▶ _WHAT YOU SHOULD DO_
Transcribe the records exactly. Pictures do not belong in the transcription.

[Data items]
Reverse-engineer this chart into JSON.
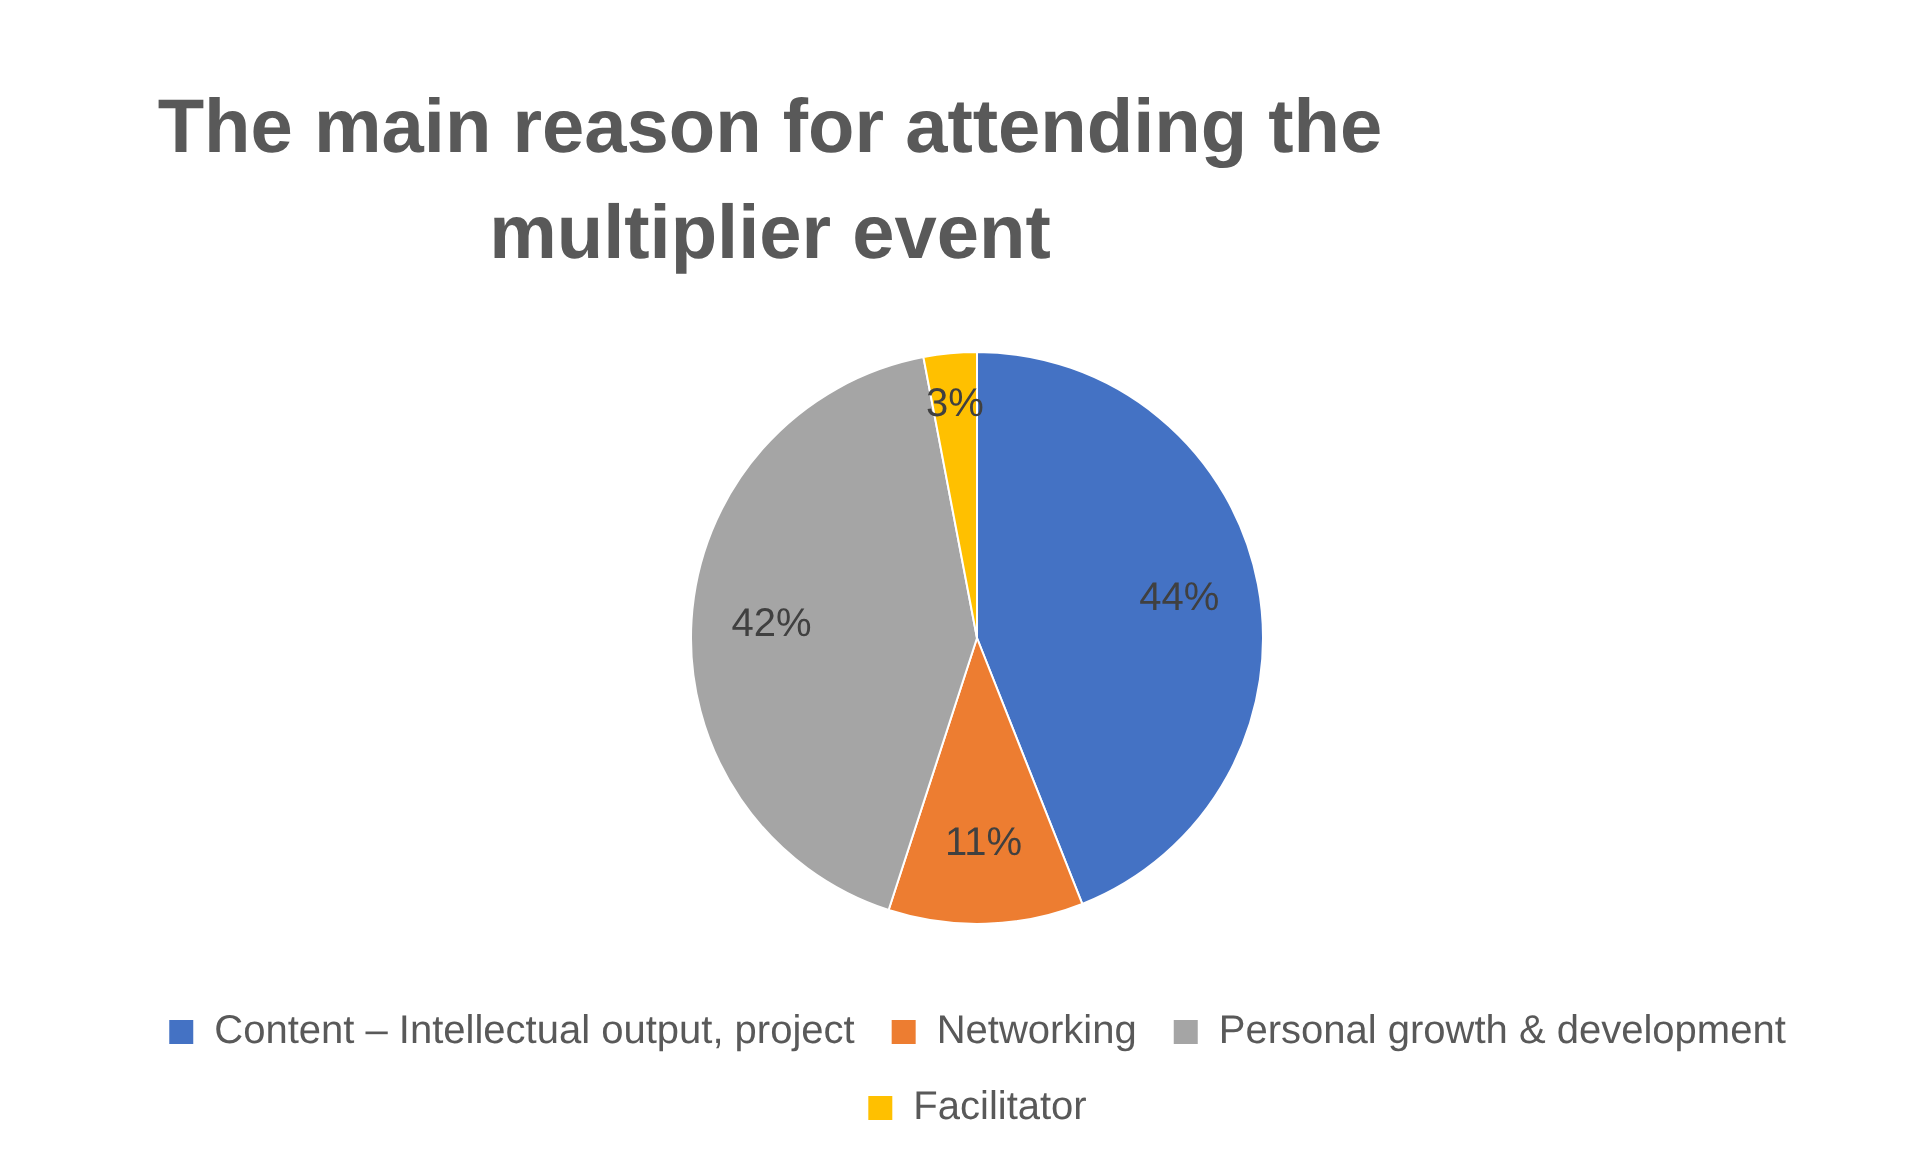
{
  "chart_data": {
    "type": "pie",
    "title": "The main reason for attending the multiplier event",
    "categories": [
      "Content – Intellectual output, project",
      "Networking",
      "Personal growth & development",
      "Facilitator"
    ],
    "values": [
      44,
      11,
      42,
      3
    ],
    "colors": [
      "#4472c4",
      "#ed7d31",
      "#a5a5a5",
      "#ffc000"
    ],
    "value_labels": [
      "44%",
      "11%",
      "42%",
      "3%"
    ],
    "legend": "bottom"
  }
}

▶ _SOLVED EXERCISE_
Reverse-engineer this chart into JSON.
{
  "chart_data": {
    "type": "pie",
    "title": "The main reason for attending the multiplier event",
    "categories": [
      "Content – Intellectual output, project",
      "Networking",
      "Personal growth & development",
      "Facilitator"
    ],
    "values": [
      44,
      11,
      42,
      3
    ],
    "colors": [
      "#4472c4",
      "#ed7d31",
      "#a5a5a5",
      "#ffc000"
    ],
    "value_labels": [
      "44%",
      "11%",
      "42%",
      "3%"
    ],
    "legend": "bottom"
  }
}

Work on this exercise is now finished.